_OBJECTIVE_
Reproduce the lines starting with the line that contains "bar-label: χ₃-B xyxy=(444,195,470,210)" and continuing through the line that contains "y-tick-label: 2500 xyxy=(55,5,108,29)", with both end lines included and each one copied character for character.

(Stored data entries)
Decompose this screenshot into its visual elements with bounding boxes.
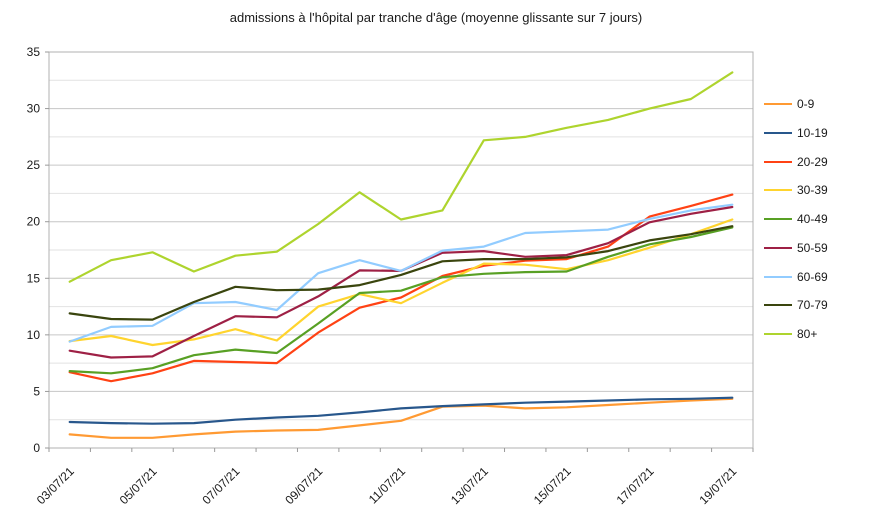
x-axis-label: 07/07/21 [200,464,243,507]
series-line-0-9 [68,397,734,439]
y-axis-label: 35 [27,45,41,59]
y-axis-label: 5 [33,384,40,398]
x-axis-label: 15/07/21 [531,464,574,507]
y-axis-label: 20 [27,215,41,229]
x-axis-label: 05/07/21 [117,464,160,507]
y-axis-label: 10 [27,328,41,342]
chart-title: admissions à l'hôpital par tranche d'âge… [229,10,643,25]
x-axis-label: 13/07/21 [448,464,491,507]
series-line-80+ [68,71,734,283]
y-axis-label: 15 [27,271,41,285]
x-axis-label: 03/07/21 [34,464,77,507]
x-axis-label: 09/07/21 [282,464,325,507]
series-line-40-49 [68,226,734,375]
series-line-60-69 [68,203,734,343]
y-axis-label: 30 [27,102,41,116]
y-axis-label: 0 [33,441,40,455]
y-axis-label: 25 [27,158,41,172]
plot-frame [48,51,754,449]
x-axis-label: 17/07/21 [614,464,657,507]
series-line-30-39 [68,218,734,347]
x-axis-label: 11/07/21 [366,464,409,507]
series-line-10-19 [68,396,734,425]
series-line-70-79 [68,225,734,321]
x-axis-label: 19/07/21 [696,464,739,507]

...

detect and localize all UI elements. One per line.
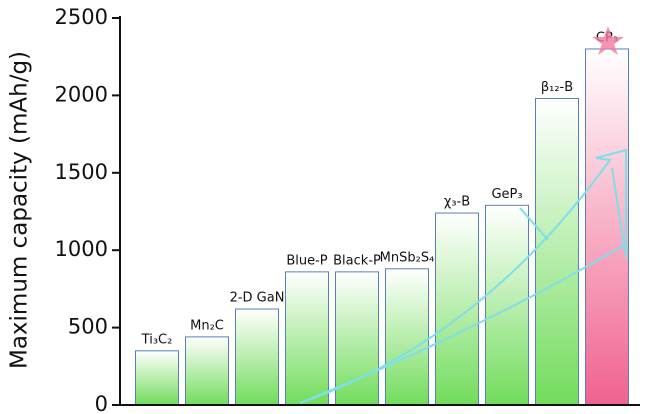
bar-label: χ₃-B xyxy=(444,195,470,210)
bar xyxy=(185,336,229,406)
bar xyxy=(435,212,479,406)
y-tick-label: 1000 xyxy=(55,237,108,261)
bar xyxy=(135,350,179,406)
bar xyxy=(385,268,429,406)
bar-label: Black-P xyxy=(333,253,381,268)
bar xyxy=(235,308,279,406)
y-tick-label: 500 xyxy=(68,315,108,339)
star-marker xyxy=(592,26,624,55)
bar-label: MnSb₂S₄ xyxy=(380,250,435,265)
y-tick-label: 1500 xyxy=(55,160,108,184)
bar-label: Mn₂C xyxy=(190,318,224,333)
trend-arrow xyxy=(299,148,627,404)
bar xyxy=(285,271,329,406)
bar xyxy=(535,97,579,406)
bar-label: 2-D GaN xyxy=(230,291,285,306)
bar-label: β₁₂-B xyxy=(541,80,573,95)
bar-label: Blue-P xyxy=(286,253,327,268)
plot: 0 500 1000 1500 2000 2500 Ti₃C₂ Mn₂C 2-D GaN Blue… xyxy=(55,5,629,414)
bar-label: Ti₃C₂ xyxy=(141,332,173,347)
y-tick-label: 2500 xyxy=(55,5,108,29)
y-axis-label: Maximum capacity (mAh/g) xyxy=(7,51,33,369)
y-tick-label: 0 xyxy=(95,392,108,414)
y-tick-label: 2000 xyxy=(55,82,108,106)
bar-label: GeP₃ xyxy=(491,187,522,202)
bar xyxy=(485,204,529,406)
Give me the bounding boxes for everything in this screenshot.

--

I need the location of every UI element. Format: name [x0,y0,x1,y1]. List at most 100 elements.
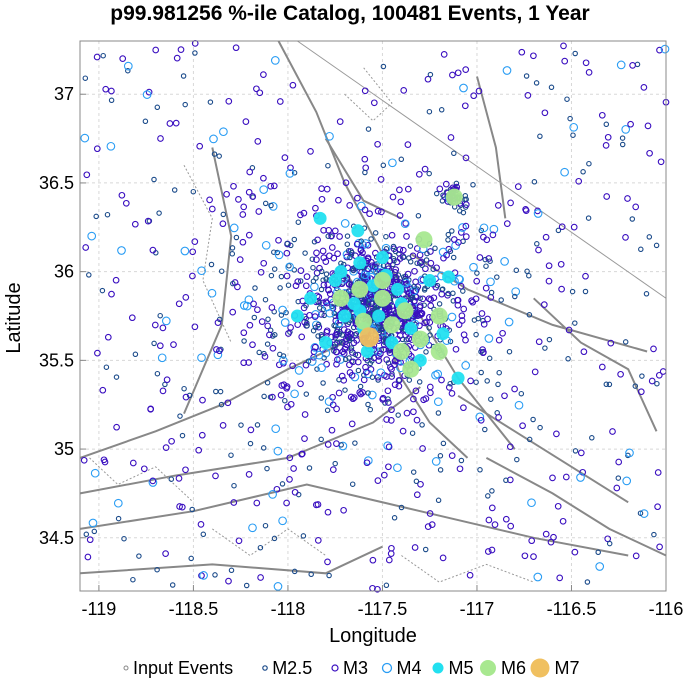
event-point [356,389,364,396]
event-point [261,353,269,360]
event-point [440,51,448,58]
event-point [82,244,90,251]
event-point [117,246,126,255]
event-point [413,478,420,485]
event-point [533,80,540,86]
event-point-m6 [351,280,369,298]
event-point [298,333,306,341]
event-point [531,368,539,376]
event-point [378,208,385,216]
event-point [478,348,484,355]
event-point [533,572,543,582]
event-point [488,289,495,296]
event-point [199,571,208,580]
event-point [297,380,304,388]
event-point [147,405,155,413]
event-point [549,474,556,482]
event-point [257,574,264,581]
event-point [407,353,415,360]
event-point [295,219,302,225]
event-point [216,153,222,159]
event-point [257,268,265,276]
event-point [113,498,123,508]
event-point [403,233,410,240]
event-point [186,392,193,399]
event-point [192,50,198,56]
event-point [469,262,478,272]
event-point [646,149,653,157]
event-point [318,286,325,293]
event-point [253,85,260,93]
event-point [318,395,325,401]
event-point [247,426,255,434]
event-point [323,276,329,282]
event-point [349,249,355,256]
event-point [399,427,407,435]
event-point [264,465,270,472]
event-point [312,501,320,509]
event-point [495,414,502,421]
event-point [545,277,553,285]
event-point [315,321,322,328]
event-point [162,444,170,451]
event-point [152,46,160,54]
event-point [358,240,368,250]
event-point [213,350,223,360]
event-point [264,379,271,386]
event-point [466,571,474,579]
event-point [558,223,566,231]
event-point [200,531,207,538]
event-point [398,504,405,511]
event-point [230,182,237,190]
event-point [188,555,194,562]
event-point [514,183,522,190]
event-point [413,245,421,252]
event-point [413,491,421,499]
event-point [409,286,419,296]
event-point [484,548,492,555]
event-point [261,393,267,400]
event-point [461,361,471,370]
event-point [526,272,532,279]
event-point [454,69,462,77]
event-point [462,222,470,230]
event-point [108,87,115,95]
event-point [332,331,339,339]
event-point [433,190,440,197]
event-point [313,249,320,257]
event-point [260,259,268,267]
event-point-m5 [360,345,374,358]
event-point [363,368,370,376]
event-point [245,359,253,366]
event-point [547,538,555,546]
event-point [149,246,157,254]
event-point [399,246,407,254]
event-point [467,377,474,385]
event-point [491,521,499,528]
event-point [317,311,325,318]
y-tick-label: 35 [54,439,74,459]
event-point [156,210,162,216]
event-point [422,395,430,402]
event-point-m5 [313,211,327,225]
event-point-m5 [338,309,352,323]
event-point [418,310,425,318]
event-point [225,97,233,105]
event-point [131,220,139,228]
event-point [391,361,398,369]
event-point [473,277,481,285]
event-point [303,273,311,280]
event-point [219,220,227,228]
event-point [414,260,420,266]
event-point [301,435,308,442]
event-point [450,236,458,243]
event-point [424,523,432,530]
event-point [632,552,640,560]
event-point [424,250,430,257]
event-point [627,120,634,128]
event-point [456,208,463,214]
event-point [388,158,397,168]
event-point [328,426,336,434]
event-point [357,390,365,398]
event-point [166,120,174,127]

_EXERCISE ANSWER_
bar-label: χ₃-B xyxy=(444,195,470,210)
bar xyxy=(185,336,229,406)
bar xyxy=(435,212,479,406)
y-tick-label: 1000 xyxy=(55,237,108,261)
bar xyxy=(135,350,179,406)
bar xyxy=(385,268,429,406)
bar-label: Black-P xyxy=(333,253,381,268)
bar xyxy=(235,308,279,406)
y-tick-label: 500 xyxy=(68,315,108,339)
star-marker xyxy=(592,26,624,55)
bar-label: MnSb₂S₄ xyxy=(380,250,435,265)
y-tick-label: 1500 xyxy=(55,160,108,184)
bar-label: Mn₂C xyxy=(190,318,224,333)
trend-arrow xyxy=(299,148,627,404)
bar xyxy=(285,271,329,406)
bar xyxy=(535,97,579,406)
bar-label: 2-D GaN xyxy=(230,291,285,306)
bar-label: β₁₂-B xyxy=(541,80,573,95)
bar-label: Blue-P xyxy=(286,253,327,268)
plot: 0 500 1000 1500 2000 2500 Ti₃C₂ Mn₂C 2-D GaN Blue… xyxy=(55,5,629,414)
bar-label: Ti₃C₂ xyxy=(141,332,173,347)
y-tick-label: 2500 xyxy=(55,5,108,29)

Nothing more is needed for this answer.